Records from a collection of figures
* * * *
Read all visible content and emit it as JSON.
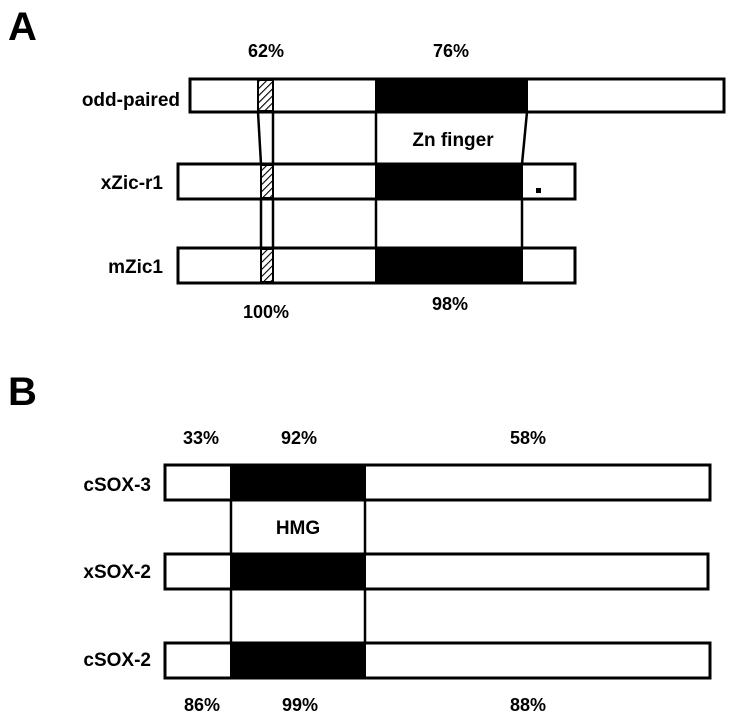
{
  "panel_a": {
    "letter": "A",
    "proteins": [
      "odd-paired",
      "xZic-r1",
      "mZic1"
    ],
    "domain_label": "Zn finger",
    "top_identity": [
      "62%",
      "76%"
    ],
    "bottom_identity": [
      "100%",
      "98%"
    ],
    "colors": {
      "domain": "#000000",
      "hatched_motif": "diagonal-hatch"
    }
  },
  "panel_b": {
    "letter": "B",
    "proteins": [
      "cSOX-3",
      "xSOX-2",
      "cSOX-2"
    ],
    "domain_label": "HMG",
    "top_identity": [
      "33%",
      "92%",
      "58%"
    ],
    "bottom_identity": [
      "86%",
      "99%",
      "88%"
    ],
    "colors": {
      "domain": "#000000"
    }
  }
}
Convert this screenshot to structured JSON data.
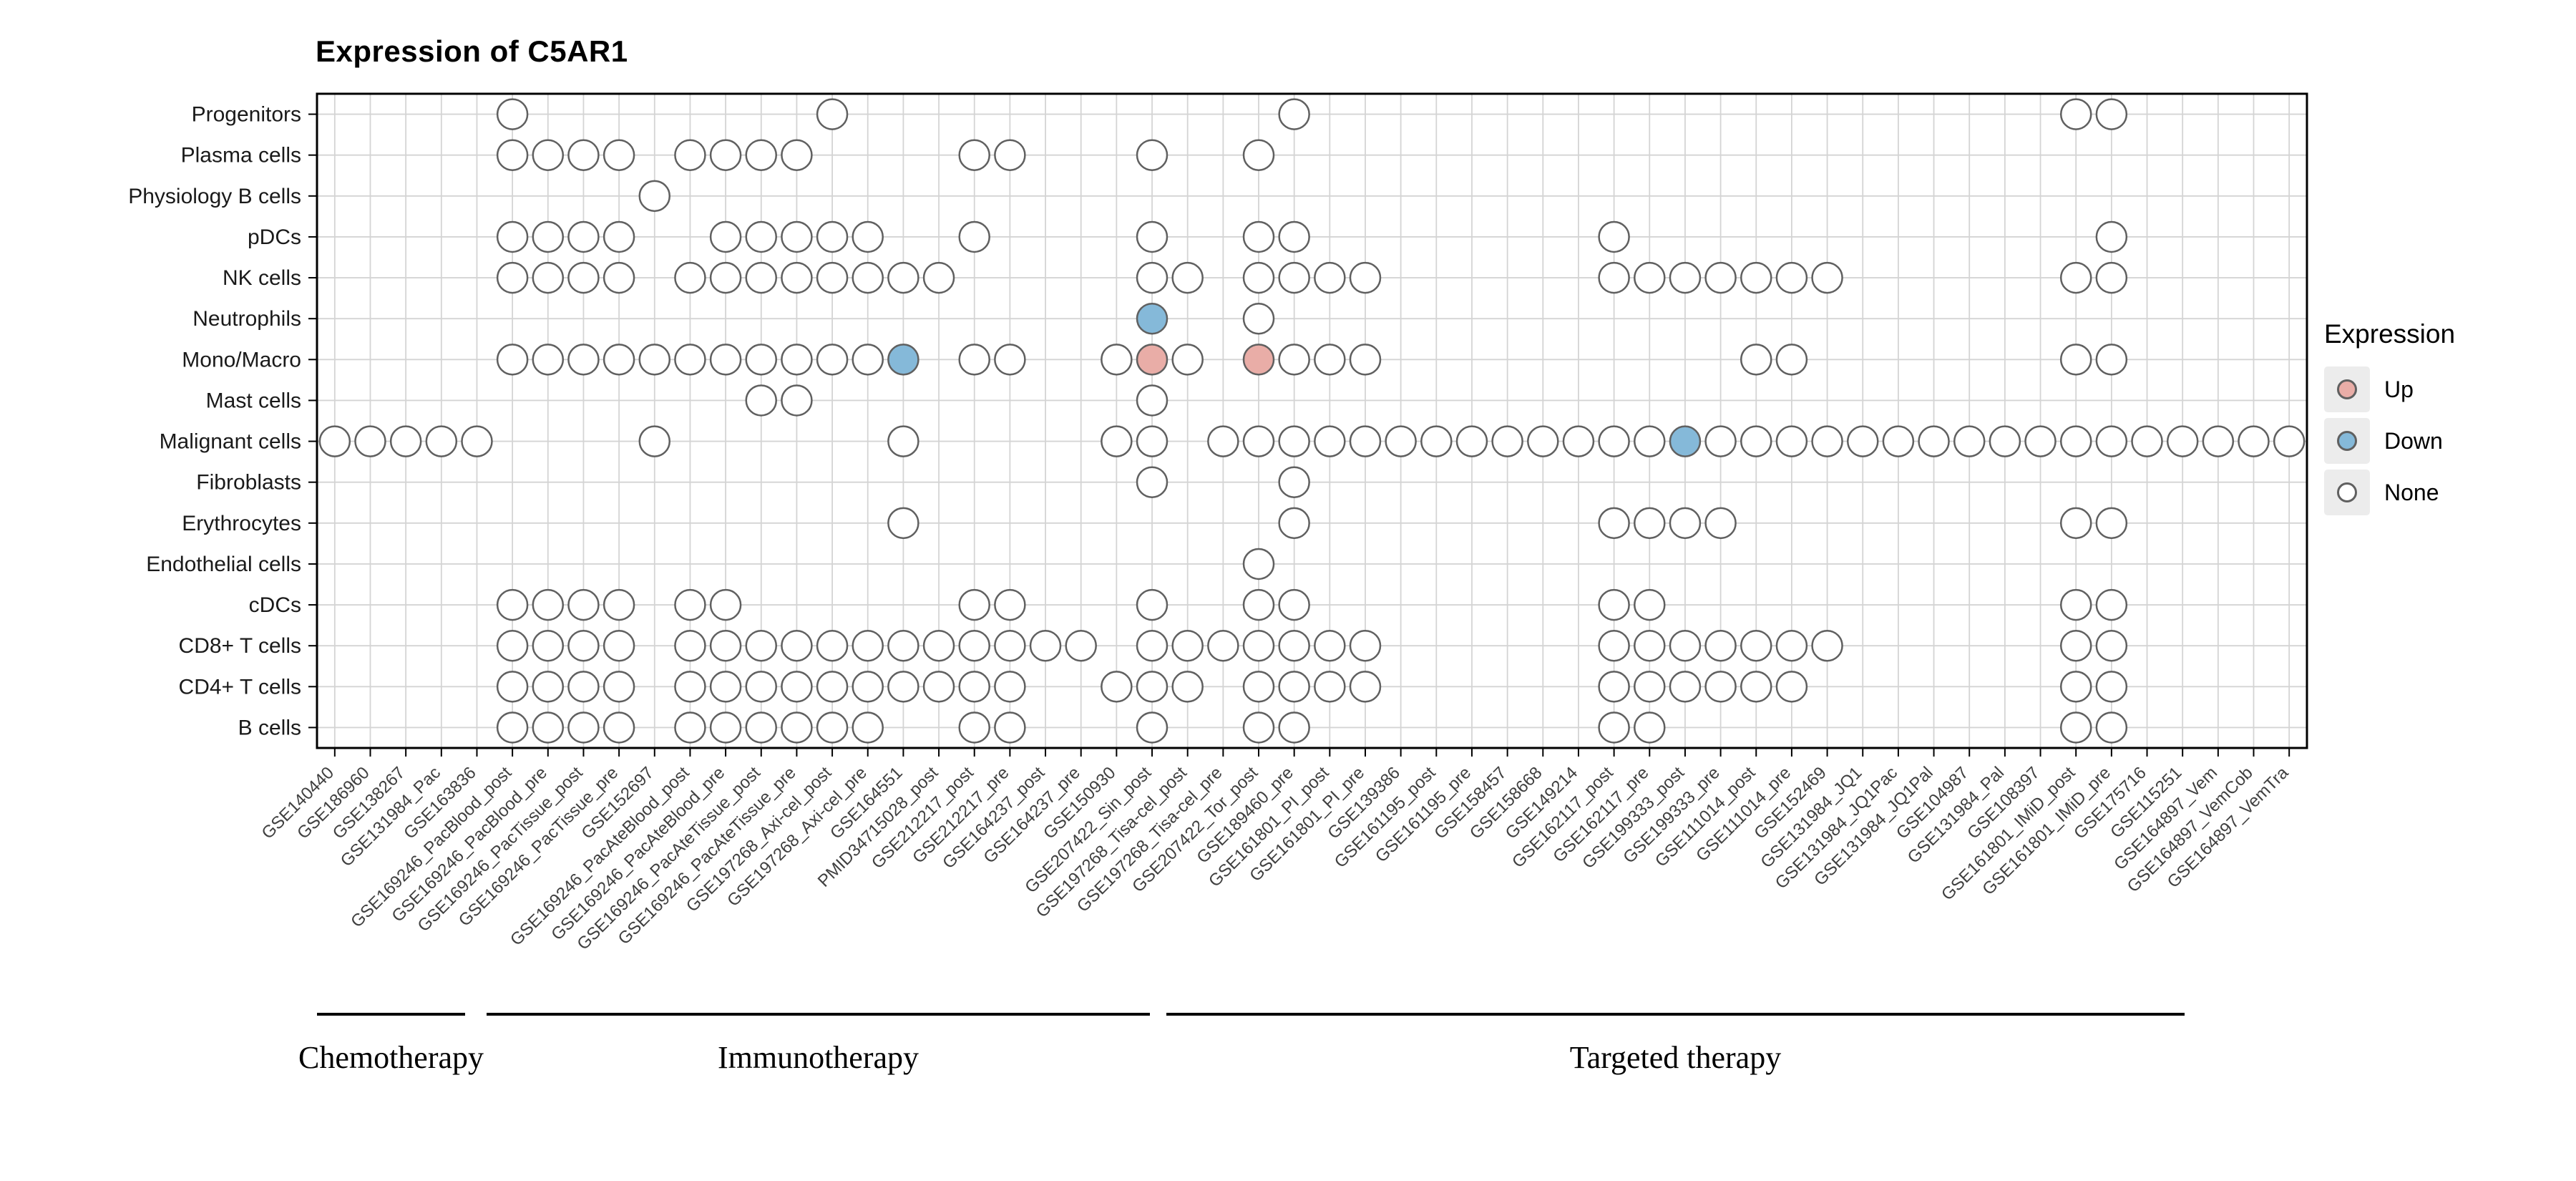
{
  "chart_data": {
    "type": "scatter",
    "title": "Expression of C5AR1",
    "legend": {
      "title": "Expression",
      "position": "right",
      "items": [
        {
          "label": "Up",
          "color": "#E9ADA7"
        },
        {
          "label": "Down",
          "color": "#85B9D9"
        },
        {
          "label": "None",
          "color": "#FFFFFF"
        }
      ]
    },
    "style": {
      "up_color": "#E9ADA7",
      "down_color": "#85B9D9",
      "none_color": "#FFFFFF",
      "dot_border": "#606060",
      "grid_color": "#D4D4D4",
      "panel_border": "#000000"
    },
    "y_categories": [
      "Progenitors",
      "Plasma cells",
      "Physiology B cells",
      "pDCs",
      "NK cells",
      "Neutrophils",
      "Mono/Macro",
      "Mast cells",
      "Malignant cells",
      "Fibroblasts",
      "Erythrocytes",
      "Endothelial cells",
      "cDCs",
      "CD8+ T cells",
      "CD4+ T cells",
      "B cells"
    ],
    "x_categories": [
      "GSE140440",
      "GSE186960",
      "GSE138267",
      "GSE131984_Pac",
      "GSE163836",
      "GSE169246_PacBlood_post",
      "GSE169246_PacBlood_pre",
      "GSE169246_PacTissue_post",
      "GSE169246_PacTissue_pre",
      "GSE152697",
      "GSE169246_PacAteBlood_post",
      "GSE169246_PacAteBlood_pre",
      "GSE169246_PacAteTissue_post",
      "GSE169246_PacAteTissue_pre",
      "GSE197268_Axi-cel_post",
      "GSE197268_Axi-cel_pre",
      "GSE164551",
      "PMID34715028_post",
      "GSE212217_post",
      "GSE212217_pre",
      "GSE164237_post",
      "GSE164237_pre",
      "GSE150930",
      "GSE207422_Sin_post",
      "GSE197268_Tisa-cel_post",
      "GSE197268_Tisa-cel_pre",
      "GSE207422_Tor_post",
      "GSE189460_pre",
      "GSE161801_PI_post",
      "GSE161801_PI_pre",
      "GSE139386",
      "GSE161195_post",
      "GSE161195_pre",
      "GSE158457",
      "GSE158668",
      "GSE149214",
      "GSE162117_post",
      "GSE162117_pre",
      "GSE199333_post",
      "GSE199333_pre",
      "GSE111014_post",
      "GSE111014_pre",
      "GSE152469",
      "GSE131984_JQ1",
      "GSE131984_JQ1Pac",
      "GSE131984_JQ1Pal",
      "GSE104987",
      "GSE131984_Pal",
      "GSE108397",
      "GSE161801_IMiD_post",
      "GSE161801_IMiD_pre",
      "GSE175716",
      "GSE115251",
      "GSE164897_Vem",
      "GSE164897_VemCob",
      "GSE164897_VemTra"
    ],
    "groups": [
      {
        "label": "Chemotherapy",
        "first_dataset_index": 0,
        "last_dataset_index": 4
      },
      {
        "label": "Immunotherapy",
        "first_dataset_index": 5,
        "last_dataset_index": 27
      },
      {
        "label": "Targeted therapy",
        "first_dataset_index": 28,
        "last_dataset_index": 55
      }
    ],
    "rows": [
      {
        "cell_type": "Progenitors",
        "none": [
          5,
          14,
          27,
          49,
          50
        ],
        "up": [],
        "down": []
      },
      {
        "cell_type": "Plasma cells",
        "none": [
          5,
          6,
          7,
          8,
          10,
          11,
          12,
          13,
          18,
          19,
          23,
          26
        ],
        "up": [],
        "down": []
      },
      {
        "cell_type": "Physiology B cells",
        "none": [
          9
        ],
        "up": [],
        "down": []
      },
      {
        "cell_type": "pDCs",
        "none": [
          5,
          6,
          7,
          8,
          11,
          12,
          13,
          14,
          15,
          18,
          23,
          26,
          27,
          36,
          50
        ],
        "up": [],
        "down": []
      },
      {
        "cell_type": "NK cells",
        "none": [
          5,
          6,
          7,
          8,
          10,
          11,
          12,
          13,
          14,
          15,
          16,
          17,
          23,
          24,
          26,
          27,
          28,
          29,
          36,
          37,
          38,
          39,
          40,
          41,
          42,
          49,
          50
        ],
        "up": [],
        "down": []
      },
      {
        "cell_type": "Neutrophils",
        "none": [
          26
        ],
        "up": [],
        "down": [
          23
        ]
      },
      {
        "cell_type": "Mono/Macro",
        "none": [
          5,
          6,
          7,
          8,
          9,
          10,
          11,
          12,
          13,
          14,
          15,
          18,
          19,
          22,
          24,
          27,
          28,
          29,
          40,
          41,
          49,
          50
        ],
        "up": [
          23,
          26
        ],
        "down": [
          16
        ]
      },
      {
        "cell_type": "Mast cells",
        "none": [
          12,
          13,
          23
        ],
        "up": [],
        "down": []
      },
      {
        "cell_type": "Malignant cells",
        "none": [
          0,
          1,
          2,
          3,
          4,
          9,
          16,
          22,
          23,
          25,
          26,
          27,
          28,
          29,
          30,
          31,
          32,
          33,
          34,
          35,
          36,
          37,
          39,
          40,
          41,
          42,
          43,
          44,
          45,
          46,
          47,
          48,
          49,
          50,
          51,
          52,
          53,
          54,
          55
        ],
        "up": [],
        "down": [
          38
        ]
      },
      {
        "cell_type": "Fibroblasts",
        "none": [
          23,
          27
        ],
        "up": [],
        "down": []
      },
      {
        "cell_type": "Erythrocytes",
        "none": [
          16,
          27,
          36,
          37,
          38,
          39,
          49,
          50
        ],
        "up": [],
        "down": []
      },
      {
        "cell_type": "Endothelial cells",
        "none": [
          26
        ],
        "up": [],
        "down": []
      },
      {
        "cell_type": "cDCs",
        "none": [
          5,
          6,
          7,
          8,
          10,
          11,
          18,
          19,
          23,
          26,
          27,
          36,
          37,
          49,
          50
        ],
        "up": [],
        "down": []
      },
      {
        "cell_type": "CD8+ T cells",
        "none": [
          5,
          6,
          7,
          8,
          10,
          11,
          12,
          13,
          14,
          15,
          16,
          17,
          18,
          19,
          20,
          21,
          23,
          24,
          25,
          26,
          27,
          28,
          29,
          36,
          37,
          38,
          39,
          40,
          41,
          42,
          49,
          50
        ],
        "up": [],
        "down": []
      },
      {
        "cell_type": "CD4+ T cells",
        "none": [
          5,
          6,
          7,
          8,
          10,
          11,
          12,
          13,
          14,
          15,
          16,
          17,
          18,
          19,
          22,
          23,
          24,
          26,
          27,
          28,
          29,
          36,
          37,
          38,
          39,
          40,
          41,
          49,
          50
        ],
        "up": [],
        "down": []
      },
      {
        "cell_type": "B cells",
        "none": [
          5,
          6,
          7,
          8,
          10,
          11,
          12,
          13,
          14,
          15,
          18,
          19,
          23,
          26,
          27,
          36,
          37,
          49,
          50
        ],
        "up": [],
        "down": []
      }
    ]
  }
}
* * * *
Without the pictures, return each entry exactly as given.

Read all visible content and emit it as JSON.
{
  "panel_a": {
    "letter": "A",
    "proteins": [
      "odd-paired",
      "xZic-r1",
      "mZic1"
    ],
    "domain_label": "Zn finger",
    "top_identity": [
      "62%",
      "76%"
    ],
    "bottom_identity": [
      "100%",
      "98%"
    ],
    "colors": {
      "domain": "#000000",
      "hatched_motif": "diagonal-hatch"
    }
  },
  "panel_b": {
    "letter": "B",
    "proteins": [
      "cSOX-3",
      "xSOX-2",
      "cSOX-2"
    ],
    "domain_label": "HMG",
    "top_identity": [
      "33%",
      "92%",
      "58%"
    ],
    "bottom_identity": [
      "86%",
      "99%",
      "88%"
    ],
    "colors": {
      "domain": "#000000"
    }
  }
}
Convert this screenshot to structured JSON data.
{
  "chart_data": {
    "type": "scatter",
    "title": "Expression of C5AR1",
    "legend": {
      "title": "Expression",
      "position": "right",
      "items": [
        {
          "label": "Up",
          "color": "#E9ADA7"
        },
        {
          "label": "Down",
          "color": "#85B9D9"
        },
        {
          "label": "None",
          "color": "#FFFFFF"
        }
      ]
    },
    "style": {
      "up_color": "#E9ADA7",
      "down_color": "#85B9D9",
      "none_color": "#FFFFFF",
      "dot_border": "#606060",
      "grid_color": "#D4D4D4",
      "panel_border": "#000000"
    },
    "y_categories": [
      "Progenitors",
      "Plasma cells",
      "Physiology B cells",
      "pDCs",
      "NK cells",
      "Neutrophils",
      "Mono/Macro",
      "Mast cells",
      "Malignant cells",
      "Fibroblasts",
      "Erythrocytes",
      "Endothelial cells",
      "cDCs",
      "CD8+ T cells",
      "CD4+ T cells",
      "B cells"
    ],
    "x_categories": [
      "GSE140440",
      "GSE186960",
      "GSE138267",
      "GSE131984_Pac",
      "GSE163836",
      "GSE169246_PacBlood_post",
      "GSE169246_PacBlood_pre",
      "GSE169246_PacTissue_post",
      "GSE169246_PacTissue_pre",
      "GSE152697",
      "GSE169246_PacAteBlood_post",
      "GSE169246_PacAteBlood_pre",
      "GSE169246_PacAteTissue_post",
      "GSE169246_PacAteTissue_pre",
      "GSE197268_Axi-cel_post",
      "GSE197268_Axi-cel_pre",
      "GSE164551",
      "PMID34715028_post",
      "GSE212217_post",
      "GSE212217_pre",
      "GSE164237_post",
      "GSE164237_pre",
      "GSE150930",
      "GSE207422_Sin_post",
      "GSE197268_Tisa-cel_post",
      "GSE197268_Tisa-cel_pre",
      "GSE207422_Tor_post",
      "GSE189460_pre",
      "GSE161801_PI_post",
      "GSE161801_PI_pre",
      "GSE139386",
      "GSE161195_post",
      "GSE161195_pre",
      "GSE158457",
      "GSE158668",
      "GSE149214",
      "GSE162117_post",
      "GSE162117_pre",
      "GSE199333_post",
      "GSE199333_pre",
      "GSE111014_post",
      "GSE111014_pre",
      "GSE152469",
      "GSE131984_JQ1",
      "GSE131984_JQ1Pac",
      "GSE131984_JQ1Pal",
      "GSE104987",
      "GSE131984_Pal",
      "GSE108397",
      "GSE161801_IMiD_post",
      "GSE161801_IMiD_pre",
      "GSE175716",
      "GSE115251",
      "GSE164897_Vem",
      "GSE164897_VemCob",
      "GSE164897_VemTra"
    ],
    "groups": [
      {
        "label": "Chemotherapy",
        "first_dataset_index": 0,
        "last_dataset_index": 4
      },
      {
        "label": "Immunotherapy",
        "first_dataset_index": 5,
        "last_dataset_index": 27
      },
      {
        "label": "Targeted therapy",
        "first_dataset_index": 28,
        "last_dataset_index": 55
      }
    ],
    "rows": [
      {
        "cell_type": "Progenitors",
        "none": [
          5,
          14,
          27,
          49,
          50
        ],
        "up": [],
        "down": []
      },
      {
        "cell_type": "Plasma cells",
        "none": [
          5,
          6,
          7,
          8,
          10,
          11,
          12,
          13,
          18,
          19,
          23,
          26
        ],
        "up": [],
        "down": []
      },
      {
        "cell_type": "Physiology B cells",
        "none": [
          9
        ],
        "up": [],
        "down": []
      },
      {
        "cell_type": "pDCs",
        "none": [
          5,
          6,
          7,
          8,
          11,
          12,
          13,
          14,
          15,
          18,
          23,
          26,
          27,
          36,
          50
        ],
        "up": [],
        "down": []
      },
      {
        "cell_type": "NK cells",
        "none": [
          5,
          6,
          7,
          8,
          10,
          11,
          12,
          13,
          14,
          15,
          16,
          17,
          23,
          24,
          26,
          27,
          28,
          29,
          36,
          37,
          38,
          39,
          40,
          41,
          42,
          49,
          50
        ],
        "up": [],
        "down": []
      },
      {
        "cell_type": "Neutrophils",
        "none": [
          26
        ],
        "up": [],
        "down": [
          23
        ]
      },
      {
        "cell_type": "Mono/Macro",
        "none": [
          5,
          6,
          7,
          8,
          9,
          10,
          11,
          12,
          13,
          14,
          15,
          18,
          19,
          22,
          24,
          27,
          28,
          29,
          40,
          41,
          49,
          50
        ],
        "up": [
          23,
          26
        ],
        "down": [
          16
        ]
      },
      {
        "cell_type": "Mast cells",
        "none": [
          12,
          13,
          23
        ],
        "up": [],
        "down": []
      },
      {
        "cell_type": "Malignant cells",
        "none": [
          0,
          1,
          2,
          3,
          4,
          9,
          16,
          22,
          23,
          25,
          26,
          27,
          28,
          29,
          30,
          31,
          32,
          33,
          34,
          35,
          36,
          37,
          39,
          40,
          41,
          42,
          43,
          44,
          45,
          46,
          47,
          48,
          49,
          50,
          51,
          52,
          53,
          54,
          55
        ],
        "up": [],
        "down": [
          38
        ]
      },
      {
        "cell_type": "Fibroblasts",
        "none": [
          23,
          27
        ],
        "up": [],
        "down": []
      },
      {
        "cell_type": "Erythrocytes",
        "none": [
          16,
          27,
          36,
          37,
          38,
          39,
          49,
          50
        ],
        "up": [],
        "down": []
      },
      {
        "cell_type": "Endothelial cells",
        "none": [
          26
        ],
        "up": [],
        "down": []
      },
      {
        "cell_type": "cDCs",
        "none": [
          5,
          6,
          7,
          8,
          10,
          11,
          18,
          19,
          23,
          26,
          27,
          36,
          37,
          49,
          50
        ],
        "up": [],
        "down": []
      },
      {
        "cell_type": "CD8+ T cells",
        "none": [
          5,
          6,
          7,
          8,
          10,
          11,
          12,
          13,
          14,
          15,
          16,
          17,
          18,
          19,
          20,
          21,
          23,
          24,
          25,
          26,
          27,
          28,
          29,
          36,
          37,
          38,
          39,
          40,
          41,
          42,
          49,
          50
        ],
        "up": [],
        "down": []
      },
      {
        "cell_type": "CD4+ T cells",
        "none": [
          5,
          6,
          7,
          8,
          10,
          11,
          12,
          13,
          14,
          15,
          16,
          17,
          18,
          19,
          22,
          23,
          24,
          26,
          27,
          28,
          29,
          36,
          37,
          38,
          39,
          40,
          41,
          49,
          50
        ],
        "up": [],
        "down": []
      },
      {
        "cell_type": "B cells",
        "none": [
          5,
          6,
          7,
          8,
          10,
          11,
          12,
          13,
          14,
          15,
          18,
          19,
          23,
          26,
          27,
          36,
          37,
          49,
          50
        ],
        "up": [],
        "down": []
      }
    ]
  }
}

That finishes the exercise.